Find all lines in the records that include the word "coordination", and copy them out.

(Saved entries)
--------------------

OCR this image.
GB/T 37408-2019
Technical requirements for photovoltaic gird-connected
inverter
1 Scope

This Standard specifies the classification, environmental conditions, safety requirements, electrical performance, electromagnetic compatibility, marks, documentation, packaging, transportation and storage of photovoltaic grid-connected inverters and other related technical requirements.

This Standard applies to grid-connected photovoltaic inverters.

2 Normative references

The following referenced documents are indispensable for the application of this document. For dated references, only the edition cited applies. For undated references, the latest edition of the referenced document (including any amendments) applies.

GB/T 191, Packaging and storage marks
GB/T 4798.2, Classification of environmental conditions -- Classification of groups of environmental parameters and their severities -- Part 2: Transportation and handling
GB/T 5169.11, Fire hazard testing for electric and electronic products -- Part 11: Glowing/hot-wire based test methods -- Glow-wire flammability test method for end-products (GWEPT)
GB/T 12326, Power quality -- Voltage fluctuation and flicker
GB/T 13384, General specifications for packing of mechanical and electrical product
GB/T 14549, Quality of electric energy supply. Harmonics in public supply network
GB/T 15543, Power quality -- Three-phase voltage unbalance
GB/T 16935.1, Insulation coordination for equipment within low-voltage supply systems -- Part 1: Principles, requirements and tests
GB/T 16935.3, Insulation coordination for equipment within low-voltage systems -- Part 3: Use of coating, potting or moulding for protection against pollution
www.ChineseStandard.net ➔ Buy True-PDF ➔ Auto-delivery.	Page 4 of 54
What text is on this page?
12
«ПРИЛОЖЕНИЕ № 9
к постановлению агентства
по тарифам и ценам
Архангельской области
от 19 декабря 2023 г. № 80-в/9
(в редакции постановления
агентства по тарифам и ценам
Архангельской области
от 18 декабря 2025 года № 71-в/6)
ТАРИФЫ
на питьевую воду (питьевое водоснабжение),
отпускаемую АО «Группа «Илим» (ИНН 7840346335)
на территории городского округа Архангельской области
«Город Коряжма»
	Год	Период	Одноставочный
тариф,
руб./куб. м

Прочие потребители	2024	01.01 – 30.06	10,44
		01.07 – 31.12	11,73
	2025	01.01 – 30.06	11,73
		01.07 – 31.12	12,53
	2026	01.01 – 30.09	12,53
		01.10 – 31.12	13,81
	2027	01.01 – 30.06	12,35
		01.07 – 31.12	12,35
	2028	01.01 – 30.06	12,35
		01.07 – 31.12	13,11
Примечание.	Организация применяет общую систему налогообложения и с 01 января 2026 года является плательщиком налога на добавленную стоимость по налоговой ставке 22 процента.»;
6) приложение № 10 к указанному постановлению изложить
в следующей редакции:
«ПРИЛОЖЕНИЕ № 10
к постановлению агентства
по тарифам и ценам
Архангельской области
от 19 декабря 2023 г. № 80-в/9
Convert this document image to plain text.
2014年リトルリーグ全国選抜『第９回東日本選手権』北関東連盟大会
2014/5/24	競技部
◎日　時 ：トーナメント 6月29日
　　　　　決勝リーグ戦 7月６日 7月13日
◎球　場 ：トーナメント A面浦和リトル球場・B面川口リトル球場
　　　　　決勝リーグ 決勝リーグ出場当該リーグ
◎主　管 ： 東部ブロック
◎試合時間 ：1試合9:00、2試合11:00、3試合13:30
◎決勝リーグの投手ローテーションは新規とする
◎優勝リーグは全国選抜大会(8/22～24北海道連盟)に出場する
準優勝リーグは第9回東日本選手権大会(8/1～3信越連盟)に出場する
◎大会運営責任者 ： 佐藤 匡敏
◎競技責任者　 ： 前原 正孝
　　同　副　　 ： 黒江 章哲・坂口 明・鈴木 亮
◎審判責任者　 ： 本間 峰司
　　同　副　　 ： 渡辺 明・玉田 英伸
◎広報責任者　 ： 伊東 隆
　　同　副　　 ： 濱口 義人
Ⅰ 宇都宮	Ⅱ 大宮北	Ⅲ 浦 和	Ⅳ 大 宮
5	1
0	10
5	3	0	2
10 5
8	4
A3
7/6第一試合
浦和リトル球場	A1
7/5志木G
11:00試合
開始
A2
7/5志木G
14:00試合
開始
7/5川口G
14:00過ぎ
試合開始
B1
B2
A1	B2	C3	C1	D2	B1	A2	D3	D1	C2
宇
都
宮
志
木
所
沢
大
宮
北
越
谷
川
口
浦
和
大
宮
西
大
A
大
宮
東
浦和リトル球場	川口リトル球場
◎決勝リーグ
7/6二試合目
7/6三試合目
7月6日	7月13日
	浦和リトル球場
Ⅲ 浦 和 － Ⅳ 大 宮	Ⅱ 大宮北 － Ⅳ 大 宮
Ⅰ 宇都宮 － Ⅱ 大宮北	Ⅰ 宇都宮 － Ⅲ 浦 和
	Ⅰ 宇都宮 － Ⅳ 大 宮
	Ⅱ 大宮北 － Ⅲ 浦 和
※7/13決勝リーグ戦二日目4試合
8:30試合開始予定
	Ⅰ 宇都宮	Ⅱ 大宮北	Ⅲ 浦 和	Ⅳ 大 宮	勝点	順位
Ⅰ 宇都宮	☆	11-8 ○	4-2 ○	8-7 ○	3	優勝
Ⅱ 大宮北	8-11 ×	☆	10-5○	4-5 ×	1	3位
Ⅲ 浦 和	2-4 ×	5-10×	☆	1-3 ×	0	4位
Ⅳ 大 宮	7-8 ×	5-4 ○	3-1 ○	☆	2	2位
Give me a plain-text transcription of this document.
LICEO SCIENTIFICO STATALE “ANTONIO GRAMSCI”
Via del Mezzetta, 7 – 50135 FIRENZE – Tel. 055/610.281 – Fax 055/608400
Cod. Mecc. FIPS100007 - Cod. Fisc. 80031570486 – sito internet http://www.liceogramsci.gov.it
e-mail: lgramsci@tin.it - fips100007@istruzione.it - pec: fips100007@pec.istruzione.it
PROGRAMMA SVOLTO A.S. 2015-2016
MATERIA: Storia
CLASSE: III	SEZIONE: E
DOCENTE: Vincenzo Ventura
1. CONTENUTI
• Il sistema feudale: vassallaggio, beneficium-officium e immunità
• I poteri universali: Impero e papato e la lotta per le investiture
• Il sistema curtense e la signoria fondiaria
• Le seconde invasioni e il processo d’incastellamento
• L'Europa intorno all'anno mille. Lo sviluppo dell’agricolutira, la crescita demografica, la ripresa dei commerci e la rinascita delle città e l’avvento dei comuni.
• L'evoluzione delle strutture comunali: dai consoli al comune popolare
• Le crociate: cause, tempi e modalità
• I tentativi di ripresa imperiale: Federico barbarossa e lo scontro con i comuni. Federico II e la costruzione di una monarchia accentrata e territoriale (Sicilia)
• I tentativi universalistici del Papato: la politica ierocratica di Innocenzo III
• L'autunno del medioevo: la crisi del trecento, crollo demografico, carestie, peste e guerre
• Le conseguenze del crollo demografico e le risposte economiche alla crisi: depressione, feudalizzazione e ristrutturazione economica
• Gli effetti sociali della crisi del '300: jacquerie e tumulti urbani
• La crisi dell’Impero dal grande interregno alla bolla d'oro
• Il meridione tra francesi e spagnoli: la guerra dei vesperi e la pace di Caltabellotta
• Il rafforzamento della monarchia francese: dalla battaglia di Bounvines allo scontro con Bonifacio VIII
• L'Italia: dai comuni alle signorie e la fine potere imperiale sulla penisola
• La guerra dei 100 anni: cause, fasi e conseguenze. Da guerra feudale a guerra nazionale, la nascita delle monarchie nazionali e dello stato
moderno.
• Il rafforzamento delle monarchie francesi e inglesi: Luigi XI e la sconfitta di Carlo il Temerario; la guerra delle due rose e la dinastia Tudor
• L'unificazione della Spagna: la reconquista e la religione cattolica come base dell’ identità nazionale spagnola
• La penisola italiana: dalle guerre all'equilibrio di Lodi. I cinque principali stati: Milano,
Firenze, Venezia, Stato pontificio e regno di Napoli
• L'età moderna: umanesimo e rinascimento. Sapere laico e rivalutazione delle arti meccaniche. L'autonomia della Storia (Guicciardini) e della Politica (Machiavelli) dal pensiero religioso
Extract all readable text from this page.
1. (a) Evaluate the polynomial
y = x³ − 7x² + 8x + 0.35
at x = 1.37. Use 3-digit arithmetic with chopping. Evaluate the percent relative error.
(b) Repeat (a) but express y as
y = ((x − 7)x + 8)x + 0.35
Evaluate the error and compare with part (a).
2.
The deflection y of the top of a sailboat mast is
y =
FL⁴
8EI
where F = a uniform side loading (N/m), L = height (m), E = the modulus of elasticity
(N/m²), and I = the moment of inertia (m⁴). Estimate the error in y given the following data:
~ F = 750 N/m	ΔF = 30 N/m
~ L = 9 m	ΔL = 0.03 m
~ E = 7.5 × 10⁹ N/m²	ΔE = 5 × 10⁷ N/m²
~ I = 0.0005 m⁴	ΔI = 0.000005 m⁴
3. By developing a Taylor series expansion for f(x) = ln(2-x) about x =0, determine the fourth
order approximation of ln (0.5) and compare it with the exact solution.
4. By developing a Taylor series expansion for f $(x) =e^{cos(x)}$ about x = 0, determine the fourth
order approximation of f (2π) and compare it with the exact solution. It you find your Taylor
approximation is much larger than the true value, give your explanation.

--------------------

Answer to the task:
GB/T 16935.1, Insulation coordination for equipment within low-voltage supply systems -- Part 1: Principles, requirements and tests
GB/T 16935.3, Insulation coordination for equipment within low-voltage systems -- Part 3: Use of coating, potting or moulding for protection against pollution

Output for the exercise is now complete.